The problem ->
The response should hold each line from the entries below where "großes" is found.

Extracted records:
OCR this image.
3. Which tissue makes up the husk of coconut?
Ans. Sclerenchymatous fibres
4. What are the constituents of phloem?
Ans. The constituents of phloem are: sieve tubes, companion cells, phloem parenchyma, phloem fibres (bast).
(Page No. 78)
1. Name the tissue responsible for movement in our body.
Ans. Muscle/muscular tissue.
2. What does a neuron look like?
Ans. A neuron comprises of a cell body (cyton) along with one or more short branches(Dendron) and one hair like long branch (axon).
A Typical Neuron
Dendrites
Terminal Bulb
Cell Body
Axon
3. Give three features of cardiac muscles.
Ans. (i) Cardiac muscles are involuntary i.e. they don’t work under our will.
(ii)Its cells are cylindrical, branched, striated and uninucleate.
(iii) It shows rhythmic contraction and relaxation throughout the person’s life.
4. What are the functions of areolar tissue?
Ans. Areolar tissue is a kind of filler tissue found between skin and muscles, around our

...

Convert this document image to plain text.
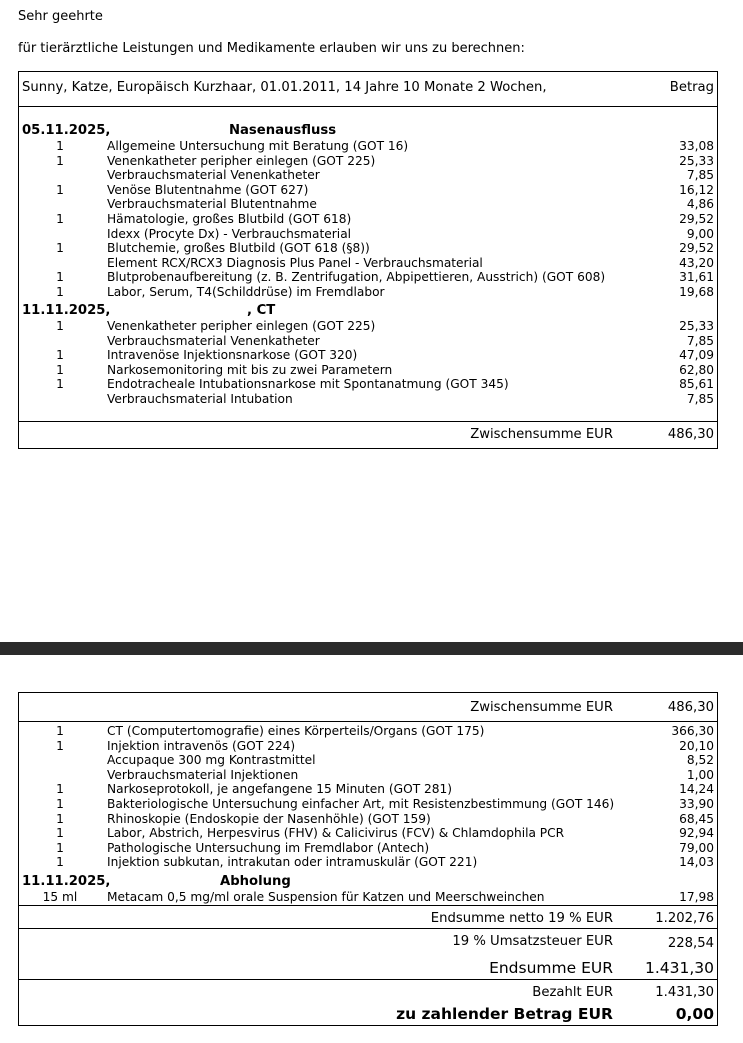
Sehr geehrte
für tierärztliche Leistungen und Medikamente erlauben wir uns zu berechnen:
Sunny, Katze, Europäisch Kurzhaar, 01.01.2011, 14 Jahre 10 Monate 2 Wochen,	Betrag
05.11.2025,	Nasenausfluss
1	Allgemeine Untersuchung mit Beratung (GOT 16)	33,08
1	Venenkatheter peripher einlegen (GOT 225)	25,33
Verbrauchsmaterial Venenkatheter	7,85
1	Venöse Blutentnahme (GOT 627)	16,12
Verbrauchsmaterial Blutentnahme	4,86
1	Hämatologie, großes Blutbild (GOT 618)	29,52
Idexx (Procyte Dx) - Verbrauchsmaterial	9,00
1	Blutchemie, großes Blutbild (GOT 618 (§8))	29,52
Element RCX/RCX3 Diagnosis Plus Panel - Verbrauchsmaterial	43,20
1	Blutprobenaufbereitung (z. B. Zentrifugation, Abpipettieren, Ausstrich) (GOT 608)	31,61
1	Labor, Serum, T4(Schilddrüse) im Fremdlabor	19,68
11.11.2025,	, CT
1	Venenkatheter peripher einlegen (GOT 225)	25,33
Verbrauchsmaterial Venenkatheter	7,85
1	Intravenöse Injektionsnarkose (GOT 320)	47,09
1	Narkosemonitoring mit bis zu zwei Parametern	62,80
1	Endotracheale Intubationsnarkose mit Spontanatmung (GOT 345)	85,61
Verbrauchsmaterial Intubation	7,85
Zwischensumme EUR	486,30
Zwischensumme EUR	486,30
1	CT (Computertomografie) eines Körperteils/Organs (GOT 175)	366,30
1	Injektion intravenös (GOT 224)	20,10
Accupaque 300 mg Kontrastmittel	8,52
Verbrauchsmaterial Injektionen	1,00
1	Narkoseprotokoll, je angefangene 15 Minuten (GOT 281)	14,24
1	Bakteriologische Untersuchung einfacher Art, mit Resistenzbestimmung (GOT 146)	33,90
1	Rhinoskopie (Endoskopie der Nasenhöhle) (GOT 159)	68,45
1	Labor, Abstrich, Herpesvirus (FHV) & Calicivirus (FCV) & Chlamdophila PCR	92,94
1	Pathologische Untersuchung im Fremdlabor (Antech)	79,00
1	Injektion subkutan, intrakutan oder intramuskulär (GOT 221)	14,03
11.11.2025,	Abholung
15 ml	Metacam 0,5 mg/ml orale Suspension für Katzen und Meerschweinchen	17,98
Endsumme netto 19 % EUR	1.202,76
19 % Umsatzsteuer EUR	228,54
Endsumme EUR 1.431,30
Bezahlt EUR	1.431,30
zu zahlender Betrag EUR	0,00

Answer to this task ->
1	Hämatologie, großes Blutbild (GOT 618)	29,52
1	Blutchemie, großes Blutbild (GOT 618 (§8))	29,52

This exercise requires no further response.